*What is needed:* Below is some material; transcribe all of it exactly.

*Items from a figure collection:*
________
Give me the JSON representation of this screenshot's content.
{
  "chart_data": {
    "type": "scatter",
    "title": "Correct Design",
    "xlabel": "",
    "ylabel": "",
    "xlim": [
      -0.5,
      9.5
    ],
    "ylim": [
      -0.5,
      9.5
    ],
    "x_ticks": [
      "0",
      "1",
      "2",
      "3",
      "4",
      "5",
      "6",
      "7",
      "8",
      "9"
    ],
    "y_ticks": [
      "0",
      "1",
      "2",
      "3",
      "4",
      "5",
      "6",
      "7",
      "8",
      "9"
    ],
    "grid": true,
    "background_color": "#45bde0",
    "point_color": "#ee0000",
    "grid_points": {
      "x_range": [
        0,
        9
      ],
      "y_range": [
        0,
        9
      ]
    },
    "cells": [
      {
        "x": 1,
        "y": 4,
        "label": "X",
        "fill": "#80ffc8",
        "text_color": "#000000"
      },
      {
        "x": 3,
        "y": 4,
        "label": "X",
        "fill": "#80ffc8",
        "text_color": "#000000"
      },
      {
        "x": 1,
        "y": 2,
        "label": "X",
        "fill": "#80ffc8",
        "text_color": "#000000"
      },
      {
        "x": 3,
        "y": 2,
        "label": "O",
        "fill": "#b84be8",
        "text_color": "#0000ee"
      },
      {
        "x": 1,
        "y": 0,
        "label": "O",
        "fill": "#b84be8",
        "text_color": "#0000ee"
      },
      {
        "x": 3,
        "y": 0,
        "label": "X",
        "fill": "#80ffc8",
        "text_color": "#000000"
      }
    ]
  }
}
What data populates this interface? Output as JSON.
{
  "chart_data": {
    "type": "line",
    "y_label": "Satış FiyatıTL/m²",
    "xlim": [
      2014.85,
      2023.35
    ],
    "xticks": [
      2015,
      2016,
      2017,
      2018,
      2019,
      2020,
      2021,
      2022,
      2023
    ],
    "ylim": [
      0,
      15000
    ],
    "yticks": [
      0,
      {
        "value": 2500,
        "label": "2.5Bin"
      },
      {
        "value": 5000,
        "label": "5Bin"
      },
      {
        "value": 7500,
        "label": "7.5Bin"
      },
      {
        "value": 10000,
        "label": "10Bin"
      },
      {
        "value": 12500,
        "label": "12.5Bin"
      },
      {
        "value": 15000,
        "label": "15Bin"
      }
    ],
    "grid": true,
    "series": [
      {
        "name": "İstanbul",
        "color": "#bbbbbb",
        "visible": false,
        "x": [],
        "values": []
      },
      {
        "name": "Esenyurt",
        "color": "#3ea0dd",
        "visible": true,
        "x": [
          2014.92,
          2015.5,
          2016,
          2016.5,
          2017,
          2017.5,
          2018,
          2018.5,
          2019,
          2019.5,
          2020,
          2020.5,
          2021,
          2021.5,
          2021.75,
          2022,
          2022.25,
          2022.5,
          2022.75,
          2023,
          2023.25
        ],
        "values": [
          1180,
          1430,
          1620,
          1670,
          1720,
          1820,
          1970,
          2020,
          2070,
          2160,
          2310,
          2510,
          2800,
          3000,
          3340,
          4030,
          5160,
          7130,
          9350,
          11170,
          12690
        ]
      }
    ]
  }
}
________
*Result for this task:*
Give me the JSON representation of this screenshot's content.
{
  "chart_data": {
    "type": "scatter",
    "title": "Correct Design",
    "xlabel": "",
    "ylabel": "",
    "xlim": [
      -0.5,
      9.5
    ],
    "ylim": [
      -0.5,
      9.5
    ],
    "x_ticks": [
      "0",
      "1",
      "2",
      "3",
      "4",
      "5",
      "6",
      "7",
      "8",
      "9"
    ],
    "y_ticks": [
      "0",
      "1",
      "2",
      "3",
      "4",
      "5",
      "6",
      "7",
      "8",
      "9"
    ],
    "grid": true,
    "background_color": "#45bde0",
    "point_color": "#ee0000",
    "grid_points": {
      "x_range": [
        0,
        9
      ],
      "y_range": [
        0,
        9
      ]
    },
    "cells": [
      {
        "x": 1,
        "y": 4,
        "label": "X",
        "fill": "#80ffc8",
        "text_color": "#000000"
      },
      {
        "x": 3,
        "y": 4,
        "label": "X",
        "fill": "#80ffc8",
        "text_color": "#000000"
      },
      {
        "x": 1,
        "y": 2,
        "label": "X",
        "fill": "#80ffc8",
        "text_color": "#000000"
      },
      {
        "x": 3,
        "y": 2,
        "label": "O",
        "fill": "#b84be8",
        "text_color": "#0000ee"
      },
      {
        "x": 1,
        "y": 0,
        "label": "O",
        "fill": "#b84be8",
        "text_color": "#0000ee"
      },
      {
        "x": 3,
        "y": 0,
        "label": "X",
        "fill": "#80ffc8",
        "text_color": "#000000"
      }
    ]
  }
}
What data populates this interface? Output as JSON.
{
  "chart_data": {
    "type": "line",
    "y_label": "Satış FiyatıTL/m²",
    "xlim": [
      2014.85,
      2023.35
    ],
    "xticks": [
      2015,
      2016,
      2017,
      2018,
      2019,
      2020,
      2021,
      2022,
      2023
    ],
    "ylim": [
      0,
      15000
    ],
    "yticks": [
      0,
      {
        "value": 2500,
        "label": "2.5Bin"
      },
      {
        "value": 5000,
        "label": "5Bin"
      },
      {
        "value": 7500,
        "label": "7.5Bin"
      },
      {
        "value": 10000,
        "label": "10Bin"
      },
      {
        "value": 12500,
        "label": "12.5Bin"
      },
      {
        "value": 15000,
        "label": "15Bin"
      }
    ],
    "grid": true,
    "series": [
      {
        "name": "İstanbul",
        "color": "#bbbbbb",
        "visible": false,
        "x": [],
        "values": []
      },
      {
        "name": "Esenyurt",
        "color": "#3ea0dd",
        "visible": true,
        "x": [
          2014.92,
          2015.5,
          2016,
          2016.5,
          2017,
          2017.5,
          2018,
          2018.5,
          2019,
          2019.5,
          2020,
          2020.5,
          2021,
          2021.5,
          2021.75,
          2022,
          2022.25,
          2022.5,
          2022.75,
          2023,
          2023.25
        ],
        "values": [
          1180,
          1430,
          1620,
          1670,
          1720,
          1820,
          1970,
          2020,
          2070,
          2160,
          2310,
          2510,
          2800,
          3000,
          3340,
          4030,
          5160,
          7130,
          9350,
          11170,
          12690
        ]
      }
    ]
  }
}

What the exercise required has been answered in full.